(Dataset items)
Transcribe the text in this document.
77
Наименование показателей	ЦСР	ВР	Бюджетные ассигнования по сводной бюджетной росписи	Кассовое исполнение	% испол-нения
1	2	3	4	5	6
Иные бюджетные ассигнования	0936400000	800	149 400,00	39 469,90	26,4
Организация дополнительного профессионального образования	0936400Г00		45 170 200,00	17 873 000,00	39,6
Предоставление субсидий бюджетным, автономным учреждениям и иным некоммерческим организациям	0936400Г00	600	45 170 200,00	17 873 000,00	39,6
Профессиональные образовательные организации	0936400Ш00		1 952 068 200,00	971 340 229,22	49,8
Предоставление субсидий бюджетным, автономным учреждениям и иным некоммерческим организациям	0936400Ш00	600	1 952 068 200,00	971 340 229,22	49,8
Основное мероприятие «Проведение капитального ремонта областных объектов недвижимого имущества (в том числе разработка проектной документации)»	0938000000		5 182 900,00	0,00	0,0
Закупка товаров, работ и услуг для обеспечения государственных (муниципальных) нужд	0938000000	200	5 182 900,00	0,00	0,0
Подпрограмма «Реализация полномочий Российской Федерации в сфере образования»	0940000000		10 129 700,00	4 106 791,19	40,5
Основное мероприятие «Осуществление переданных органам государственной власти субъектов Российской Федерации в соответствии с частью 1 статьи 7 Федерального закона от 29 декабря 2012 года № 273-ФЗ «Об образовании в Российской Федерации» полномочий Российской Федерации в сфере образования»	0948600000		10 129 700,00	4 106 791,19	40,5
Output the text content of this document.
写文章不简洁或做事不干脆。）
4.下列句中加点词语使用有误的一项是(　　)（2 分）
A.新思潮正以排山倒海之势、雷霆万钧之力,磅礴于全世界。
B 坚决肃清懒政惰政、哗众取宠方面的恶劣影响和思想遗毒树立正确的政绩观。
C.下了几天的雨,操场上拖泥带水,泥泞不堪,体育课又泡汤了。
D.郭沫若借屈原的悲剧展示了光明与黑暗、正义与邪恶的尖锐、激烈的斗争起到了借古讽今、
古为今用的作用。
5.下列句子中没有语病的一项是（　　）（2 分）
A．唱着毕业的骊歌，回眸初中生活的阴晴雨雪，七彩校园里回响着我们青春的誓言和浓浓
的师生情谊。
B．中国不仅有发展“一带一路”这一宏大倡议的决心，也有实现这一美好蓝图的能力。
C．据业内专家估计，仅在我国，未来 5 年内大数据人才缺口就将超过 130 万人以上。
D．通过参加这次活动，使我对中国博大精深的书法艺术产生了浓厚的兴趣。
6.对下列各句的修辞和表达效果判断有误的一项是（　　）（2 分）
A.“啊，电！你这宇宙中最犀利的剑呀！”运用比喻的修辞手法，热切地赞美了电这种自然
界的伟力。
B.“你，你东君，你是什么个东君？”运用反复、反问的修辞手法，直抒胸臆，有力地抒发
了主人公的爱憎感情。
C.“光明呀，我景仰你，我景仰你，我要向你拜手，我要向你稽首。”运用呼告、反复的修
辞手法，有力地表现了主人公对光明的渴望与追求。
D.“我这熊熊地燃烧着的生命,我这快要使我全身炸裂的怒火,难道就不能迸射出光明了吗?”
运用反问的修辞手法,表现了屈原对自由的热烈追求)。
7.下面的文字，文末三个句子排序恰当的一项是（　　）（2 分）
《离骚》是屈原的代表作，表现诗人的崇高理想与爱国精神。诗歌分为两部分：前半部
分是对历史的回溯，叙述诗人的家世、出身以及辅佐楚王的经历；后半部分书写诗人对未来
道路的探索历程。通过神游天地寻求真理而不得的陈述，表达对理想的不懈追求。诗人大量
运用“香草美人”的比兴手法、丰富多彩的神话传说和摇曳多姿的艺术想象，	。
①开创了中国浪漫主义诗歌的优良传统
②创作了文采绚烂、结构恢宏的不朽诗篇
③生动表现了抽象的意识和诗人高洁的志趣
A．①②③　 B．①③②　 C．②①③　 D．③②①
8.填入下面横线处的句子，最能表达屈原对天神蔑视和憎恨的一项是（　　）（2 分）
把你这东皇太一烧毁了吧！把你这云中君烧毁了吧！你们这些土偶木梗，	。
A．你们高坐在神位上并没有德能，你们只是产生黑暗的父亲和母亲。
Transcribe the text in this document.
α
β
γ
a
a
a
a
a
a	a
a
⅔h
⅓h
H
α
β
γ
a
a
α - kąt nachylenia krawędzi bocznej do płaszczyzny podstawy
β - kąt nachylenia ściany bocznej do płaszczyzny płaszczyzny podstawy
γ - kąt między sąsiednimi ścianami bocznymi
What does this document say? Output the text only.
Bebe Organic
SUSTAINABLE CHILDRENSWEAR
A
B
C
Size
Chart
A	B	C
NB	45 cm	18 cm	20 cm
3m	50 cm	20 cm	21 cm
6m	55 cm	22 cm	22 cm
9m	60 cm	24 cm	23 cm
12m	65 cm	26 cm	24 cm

> [Task] Scan the lines for the string "Output". Copy out each line that matches.

> [Solution to the problem]
Output the text content of this document.
What does this document say? Output the text only.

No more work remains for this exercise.